Required task:
Give only the number of lines that contain the word "climate".

Provided information:
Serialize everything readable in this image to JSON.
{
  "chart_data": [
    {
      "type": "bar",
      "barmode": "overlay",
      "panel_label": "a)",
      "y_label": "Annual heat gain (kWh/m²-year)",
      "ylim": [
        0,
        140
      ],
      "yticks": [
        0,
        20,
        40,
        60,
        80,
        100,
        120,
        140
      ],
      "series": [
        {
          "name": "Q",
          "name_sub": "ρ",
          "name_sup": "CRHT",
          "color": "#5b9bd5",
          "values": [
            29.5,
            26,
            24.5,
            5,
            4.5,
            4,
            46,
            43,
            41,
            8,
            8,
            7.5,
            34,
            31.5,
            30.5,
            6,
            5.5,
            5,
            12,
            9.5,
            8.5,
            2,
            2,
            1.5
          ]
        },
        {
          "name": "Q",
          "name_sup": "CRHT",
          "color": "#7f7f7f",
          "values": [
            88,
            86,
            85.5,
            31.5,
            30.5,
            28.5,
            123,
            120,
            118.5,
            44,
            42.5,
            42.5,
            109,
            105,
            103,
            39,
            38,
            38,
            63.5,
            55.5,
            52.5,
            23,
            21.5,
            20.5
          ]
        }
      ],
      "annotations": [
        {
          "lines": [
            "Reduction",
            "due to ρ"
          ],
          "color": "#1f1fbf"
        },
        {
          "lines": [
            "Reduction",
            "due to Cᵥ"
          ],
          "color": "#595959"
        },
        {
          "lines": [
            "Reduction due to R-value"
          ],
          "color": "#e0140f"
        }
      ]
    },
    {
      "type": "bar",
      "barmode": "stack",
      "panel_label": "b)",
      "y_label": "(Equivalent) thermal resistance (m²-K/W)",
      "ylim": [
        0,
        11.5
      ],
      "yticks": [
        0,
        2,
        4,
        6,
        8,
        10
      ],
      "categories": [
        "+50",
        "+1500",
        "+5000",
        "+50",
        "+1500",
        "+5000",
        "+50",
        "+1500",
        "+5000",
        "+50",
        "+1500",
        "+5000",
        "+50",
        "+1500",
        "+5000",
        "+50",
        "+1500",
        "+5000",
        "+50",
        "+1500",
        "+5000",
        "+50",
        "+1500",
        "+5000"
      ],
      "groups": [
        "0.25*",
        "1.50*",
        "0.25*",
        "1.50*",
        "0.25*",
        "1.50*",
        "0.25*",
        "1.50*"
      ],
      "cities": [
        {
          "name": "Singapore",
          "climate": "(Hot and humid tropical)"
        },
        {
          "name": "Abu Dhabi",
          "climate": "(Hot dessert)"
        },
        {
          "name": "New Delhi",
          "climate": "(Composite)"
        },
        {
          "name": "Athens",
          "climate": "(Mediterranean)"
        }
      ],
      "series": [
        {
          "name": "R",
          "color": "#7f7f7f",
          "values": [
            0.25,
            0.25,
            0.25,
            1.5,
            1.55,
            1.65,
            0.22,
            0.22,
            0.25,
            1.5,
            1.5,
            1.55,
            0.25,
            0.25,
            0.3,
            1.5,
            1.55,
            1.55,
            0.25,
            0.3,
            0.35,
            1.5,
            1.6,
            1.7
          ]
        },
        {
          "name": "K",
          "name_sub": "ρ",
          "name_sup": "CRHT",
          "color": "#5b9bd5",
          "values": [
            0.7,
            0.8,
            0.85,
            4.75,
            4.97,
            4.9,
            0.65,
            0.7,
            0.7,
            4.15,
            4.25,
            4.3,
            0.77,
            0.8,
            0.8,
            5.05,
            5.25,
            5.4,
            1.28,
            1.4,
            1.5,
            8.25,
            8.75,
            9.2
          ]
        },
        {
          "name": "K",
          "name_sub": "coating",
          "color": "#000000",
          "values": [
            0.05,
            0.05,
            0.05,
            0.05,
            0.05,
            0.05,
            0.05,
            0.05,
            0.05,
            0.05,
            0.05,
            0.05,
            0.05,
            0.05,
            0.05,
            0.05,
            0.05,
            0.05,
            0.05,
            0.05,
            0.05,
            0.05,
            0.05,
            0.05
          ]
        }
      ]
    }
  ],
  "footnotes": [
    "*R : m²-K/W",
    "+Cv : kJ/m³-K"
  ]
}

Answer to the exercise:
4